[Dataset entries]
◇ ◇ ◇ ◇
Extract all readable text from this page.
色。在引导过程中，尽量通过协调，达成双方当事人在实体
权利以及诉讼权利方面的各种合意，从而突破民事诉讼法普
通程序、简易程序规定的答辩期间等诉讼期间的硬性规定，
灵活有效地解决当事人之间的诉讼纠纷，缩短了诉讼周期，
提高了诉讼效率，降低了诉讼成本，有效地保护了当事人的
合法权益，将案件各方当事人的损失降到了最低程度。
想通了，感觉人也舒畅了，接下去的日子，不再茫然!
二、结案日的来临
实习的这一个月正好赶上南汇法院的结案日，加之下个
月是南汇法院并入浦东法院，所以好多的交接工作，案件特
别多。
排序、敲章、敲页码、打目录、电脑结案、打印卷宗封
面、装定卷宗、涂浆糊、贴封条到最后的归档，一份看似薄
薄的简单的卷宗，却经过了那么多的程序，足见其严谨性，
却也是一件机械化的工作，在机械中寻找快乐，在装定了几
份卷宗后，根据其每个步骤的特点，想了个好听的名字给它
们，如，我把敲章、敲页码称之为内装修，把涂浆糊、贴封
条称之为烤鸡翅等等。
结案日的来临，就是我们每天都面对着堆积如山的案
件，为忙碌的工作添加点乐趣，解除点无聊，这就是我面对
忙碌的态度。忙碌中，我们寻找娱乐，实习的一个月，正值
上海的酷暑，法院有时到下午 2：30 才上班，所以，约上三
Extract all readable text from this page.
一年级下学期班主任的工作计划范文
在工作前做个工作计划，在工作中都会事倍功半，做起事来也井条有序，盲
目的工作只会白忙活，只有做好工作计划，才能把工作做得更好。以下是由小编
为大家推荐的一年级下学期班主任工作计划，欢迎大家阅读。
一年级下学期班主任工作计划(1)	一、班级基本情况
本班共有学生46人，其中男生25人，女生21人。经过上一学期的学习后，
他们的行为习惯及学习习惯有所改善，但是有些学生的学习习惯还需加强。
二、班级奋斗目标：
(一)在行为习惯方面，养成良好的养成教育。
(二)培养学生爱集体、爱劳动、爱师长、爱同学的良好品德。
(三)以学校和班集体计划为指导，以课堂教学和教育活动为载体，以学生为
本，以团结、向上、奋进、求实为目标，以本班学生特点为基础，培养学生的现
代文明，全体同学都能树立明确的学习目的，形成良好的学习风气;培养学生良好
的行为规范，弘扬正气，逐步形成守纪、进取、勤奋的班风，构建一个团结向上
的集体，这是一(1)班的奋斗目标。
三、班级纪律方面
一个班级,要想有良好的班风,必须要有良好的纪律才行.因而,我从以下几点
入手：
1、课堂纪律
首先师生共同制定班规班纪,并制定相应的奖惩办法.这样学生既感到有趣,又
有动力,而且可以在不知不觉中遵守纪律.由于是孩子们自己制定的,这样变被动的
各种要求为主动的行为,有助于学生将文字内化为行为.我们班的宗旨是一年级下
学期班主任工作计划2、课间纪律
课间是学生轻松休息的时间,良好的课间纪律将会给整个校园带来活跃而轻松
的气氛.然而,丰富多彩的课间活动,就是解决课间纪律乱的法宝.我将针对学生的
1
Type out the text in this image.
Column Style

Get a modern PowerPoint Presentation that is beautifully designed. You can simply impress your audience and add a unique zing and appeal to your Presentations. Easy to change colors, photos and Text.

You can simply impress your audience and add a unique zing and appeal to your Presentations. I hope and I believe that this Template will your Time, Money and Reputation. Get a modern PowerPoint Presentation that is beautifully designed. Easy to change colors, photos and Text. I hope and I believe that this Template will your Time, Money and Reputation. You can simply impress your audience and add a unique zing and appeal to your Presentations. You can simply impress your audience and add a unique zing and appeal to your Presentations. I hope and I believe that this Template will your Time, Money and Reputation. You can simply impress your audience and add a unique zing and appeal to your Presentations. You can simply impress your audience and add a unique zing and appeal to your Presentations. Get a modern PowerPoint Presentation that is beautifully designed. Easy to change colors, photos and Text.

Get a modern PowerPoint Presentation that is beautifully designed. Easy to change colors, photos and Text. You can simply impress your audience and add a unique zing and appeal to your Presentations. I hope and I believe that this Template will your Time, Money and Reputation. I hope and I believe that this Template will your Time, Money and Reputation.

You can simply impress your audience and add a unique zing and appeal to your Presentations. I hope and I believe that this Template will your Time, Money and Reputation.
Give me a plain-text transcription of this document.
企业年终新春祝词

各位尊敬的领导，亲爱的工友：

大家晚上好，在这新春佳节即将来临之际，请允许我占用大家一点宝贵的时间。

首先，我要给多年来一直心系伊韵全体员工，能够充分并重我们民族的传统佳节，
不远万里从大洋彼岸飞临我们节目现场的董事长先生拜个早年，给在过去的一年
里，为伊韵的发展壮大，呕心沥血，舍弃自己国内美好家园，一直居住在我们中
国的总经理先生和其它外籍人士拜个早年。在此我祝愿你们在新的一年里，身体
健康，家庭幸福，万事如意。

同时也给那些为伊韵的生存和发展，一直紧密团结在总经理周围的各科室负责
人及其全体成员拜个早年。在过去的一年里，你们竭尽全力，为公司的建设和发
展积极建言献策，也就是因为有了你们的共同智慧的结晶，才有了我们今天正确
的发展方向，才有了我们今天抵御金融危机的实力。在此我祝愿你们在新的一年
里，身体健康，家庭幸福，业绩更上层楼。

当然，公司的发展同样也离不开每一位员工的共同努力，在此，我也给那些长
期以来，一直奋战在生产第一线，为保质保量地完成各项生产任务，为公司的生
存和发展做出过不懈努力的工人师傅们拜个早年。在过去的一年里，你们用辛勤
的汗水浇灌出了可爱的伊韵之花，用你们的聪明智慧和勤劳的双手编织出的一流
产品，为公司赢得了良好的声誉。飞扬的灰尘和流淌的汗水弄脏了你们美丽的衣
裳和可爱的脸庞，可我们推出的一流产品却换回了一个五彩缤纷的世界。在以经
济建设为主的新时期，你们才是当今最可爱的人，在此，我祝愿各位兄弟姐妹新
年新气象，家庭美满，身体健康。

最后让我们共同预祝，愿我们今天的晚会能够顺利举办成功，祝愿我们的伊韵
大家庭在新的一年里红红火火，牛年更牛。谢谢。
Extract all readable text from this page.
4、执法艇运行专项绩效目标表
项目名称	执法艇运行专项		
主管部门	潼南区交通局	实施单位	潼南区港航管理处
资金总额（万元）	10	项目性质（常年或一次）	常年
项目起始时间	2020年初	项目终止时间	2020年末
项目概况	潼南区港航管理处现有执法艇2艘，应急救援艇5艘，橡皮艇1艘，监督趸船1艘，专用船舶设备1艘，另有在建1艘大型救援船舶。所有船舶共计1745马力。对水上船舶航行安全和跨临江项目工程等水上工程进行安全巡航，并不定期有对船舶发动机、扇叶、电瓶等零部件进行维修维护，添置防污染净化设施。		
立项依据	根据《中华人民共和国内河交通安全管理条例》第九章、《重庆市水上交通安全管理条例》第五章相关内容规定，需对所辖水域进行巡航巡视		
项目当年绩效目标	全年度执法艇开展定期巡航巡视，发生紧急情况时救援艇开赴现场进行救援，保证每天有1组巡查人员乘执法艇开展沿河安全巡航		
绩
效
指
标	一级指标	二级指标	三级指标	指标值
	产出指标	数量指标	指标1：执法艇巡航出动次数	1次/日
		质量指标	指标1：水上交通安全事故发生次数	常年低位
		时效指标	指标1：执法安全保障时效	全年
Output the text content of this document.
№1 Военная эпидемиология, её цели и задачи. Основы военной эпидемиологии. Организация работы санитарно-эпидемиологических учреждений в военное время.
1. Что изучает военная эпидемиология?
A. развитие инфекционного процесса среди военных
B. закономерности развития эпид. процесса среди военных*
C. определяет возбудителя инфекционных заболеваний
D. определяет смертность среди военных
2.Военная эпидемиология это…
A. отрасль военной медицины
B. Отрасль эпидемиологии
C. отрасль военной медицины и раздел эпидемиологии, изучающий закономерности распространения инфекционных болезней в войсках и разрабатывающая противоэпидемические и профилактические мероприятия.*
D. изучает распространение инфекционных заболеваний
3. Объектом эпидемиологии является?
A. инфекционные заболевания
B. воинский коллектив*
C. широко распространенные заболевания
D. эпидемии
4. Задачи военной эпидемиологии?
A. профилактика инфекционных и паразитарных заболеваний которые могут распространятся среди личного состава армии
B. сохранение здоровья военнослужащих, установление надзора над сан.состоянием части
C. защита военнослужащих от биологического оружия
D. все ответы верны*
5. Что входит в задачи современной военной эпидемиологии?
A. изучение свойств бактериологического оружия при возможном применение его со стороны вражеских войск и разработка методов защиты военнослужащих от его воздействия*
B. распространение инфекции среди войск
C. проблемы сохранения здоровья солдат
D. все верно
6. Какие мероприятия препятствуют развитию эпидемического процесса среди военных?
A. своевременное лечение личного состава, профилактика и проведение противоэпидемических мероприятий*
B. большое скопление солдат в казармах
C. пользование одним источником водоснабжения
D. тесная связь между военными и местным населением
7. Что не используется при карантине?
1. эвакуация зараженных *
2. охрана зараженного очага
◇ ◇ ◇ ◇
In the entries above, find every line holding the word "закономерности" and copy it out.

B. закономерности развития эпид. процесса среди военных*
C. отрасль военной медицины и раздел эпидемиологии, изучающий закономерности распространения инфекционных болезней в войсках и разрабатывающая противоэпидемические и профилактические мероприятия.*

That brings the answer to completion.